** begin **

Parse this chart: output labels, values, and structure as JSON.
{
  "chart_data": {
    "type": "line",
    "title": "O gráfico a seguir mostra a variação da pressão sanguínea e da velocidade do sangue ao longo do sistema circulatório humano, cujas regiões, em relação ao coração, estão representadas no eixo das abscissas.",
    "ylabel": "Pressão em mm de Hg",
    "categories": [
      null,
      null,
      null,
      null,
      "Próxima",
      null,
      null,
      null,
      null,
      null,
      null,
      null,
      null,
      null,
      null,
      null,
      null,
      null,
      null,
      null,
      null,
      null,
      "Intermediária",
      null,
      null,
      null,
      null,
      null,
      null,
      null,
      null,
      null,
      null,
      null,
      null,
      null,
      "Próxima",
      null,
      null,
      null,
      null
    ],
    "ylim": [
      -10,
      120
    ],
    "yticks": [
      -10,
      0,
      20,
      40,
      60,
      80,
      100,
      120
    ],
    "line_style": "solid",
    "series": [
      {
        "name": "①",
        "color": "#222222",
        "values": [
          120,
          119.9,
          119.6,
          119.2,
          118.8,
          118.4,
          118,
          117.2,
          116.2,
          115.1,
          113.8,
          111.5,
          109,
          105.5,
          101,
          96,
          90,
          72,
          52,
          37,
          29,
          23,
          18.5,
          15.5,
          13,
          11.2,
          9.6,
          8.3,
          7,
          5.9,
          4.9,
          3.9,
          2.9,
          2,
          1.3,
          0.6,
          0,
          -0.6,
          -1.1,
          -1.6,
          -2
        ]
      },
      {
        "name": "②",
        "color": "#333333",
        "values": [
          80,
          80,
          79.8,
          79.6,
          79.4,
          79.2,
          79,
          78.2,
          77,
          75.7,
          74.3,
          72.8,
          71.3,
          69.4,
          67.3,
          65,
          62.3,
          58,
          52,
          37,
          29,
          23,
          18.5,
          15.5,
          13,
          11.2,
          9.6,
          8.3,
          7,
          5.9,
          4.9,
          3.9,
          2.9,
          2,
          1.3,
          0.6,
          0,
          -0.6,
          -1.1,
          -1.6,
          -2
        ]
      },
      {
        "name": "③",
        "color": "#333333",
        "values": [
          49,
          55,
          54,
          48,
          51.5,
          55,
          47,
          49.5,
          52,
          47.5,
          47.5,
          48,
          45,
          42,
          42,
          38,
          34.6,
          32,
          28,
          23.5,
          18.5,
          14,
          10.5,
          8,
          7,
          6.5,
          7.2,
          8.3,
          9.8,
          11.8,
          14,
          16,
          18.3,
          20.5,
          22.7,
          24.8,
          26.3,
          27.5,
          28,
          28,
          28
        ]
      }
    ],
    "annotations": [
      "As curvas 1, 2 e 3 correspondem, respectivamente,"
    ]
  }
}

** end **

• [Requirements] Write out every line of the records exactly.

• [Exercise result]
Parse this chart: output labels, values, and structure as JSON.
{
  "chart_data": {
    "type": "line",
    "title": "O gráfico a seguir mostra a variação da pressão sanguínea e da velocidade do sangue ao longo do sistema circulatório humano, cujas regiões, em relação ao coração, estão representadas no eixo das abscissas.",
    "ylabel": "Pressão em mm de Hg",
    "categories": [
      null,
      null,
      null,
      null,
      "Próxima",
      null,
      null,
      null,
      null,
      null,
      null,
      null,
      null,
      null,
      null,
      null,
      null,
      null,
      null,
      null,
      null,
      null,
      "Intermediária",
      null,
      null,
      null,
      null,
      null,
      null,
      null,
      null,
      null,
      null,
      null,
      null,
      null,
      "Próxima",
      null,
      null,
      null,
      null
    ],
    "ylim": [
      -10,
      120
    ],
    "yticks": [
      -10,
      0,
      20,
      40,
      60,
      80,
      100,
      120
    ],
    "line_style": "solid",
    "series": [
      {
        "name": "①",
        "color": "#222222",
        "values": [
          120,
          119.9,
          119.6,
          119.2,
          118.8,
          118.4,
          118,
          117.2,
          116.2,
          115.1,
          113.8,
          111.5,
          109,
          105.5,
          101,
          96,
          90,
          72,
          52,
          37,
          29,
          23,
          18.5,
          15.5,
          13,
          11.2,
          9.6,
          8.3,
          7,
          5.9,
          4.9,
          3.9,
          2.9,
          2,
          1.3,
          0.6,
          0,
          -0.6,
          -1.1,
          -1.6,
          -2
        ]
      },
      {
        "name": "②",
        "color": "#333333",
        "values": [
          80,
          80,
          79.8,
          79.6,
          79.4,
          79.2,
          79,
          78.2,
          77,
          75.7,
          74.3,
          72.8,
          71.3,
          69.4,
          67.3,
          65,
          62.3,
          58,
          52,
          37,
          29,
          23,
          18.5,
          15.5,
          13,
          11.2,
          9.6,
          8.3,
          7,
          5.9,
          4.9,
          3.9,
          2.9,
          2,
          1.3,
          0.6,
          0,
          -0.6,
          -1.1,
          -1.6,
          -2
        ]
      },
      {
        "name": "③",
        "color": "#333333",
        "values": [
          49,
          55,
          54,
          48,
          51.5,
          55,
          47,
          49.5,
          52,
          47.5,
          47.5,
          48,
          45,
          42,
          42,
          38,
          34.6,
          32,
          28,
          23.5,
          18.5,
          14,
          10.5,
          8,
          7,
          6.5,
          7.2,
          8.3,
          9.8,
          11.8,
          14,
          16,
          18.3,
          20.5,
          22.7,
          24.8,
          26.3,
          27.5,
          28,
          28,
          28
        ]
      }
    ],
    "annotations": [
      "As curvas 1, 2 e 3 correspondem, respectivamente,"
    ]
  }
}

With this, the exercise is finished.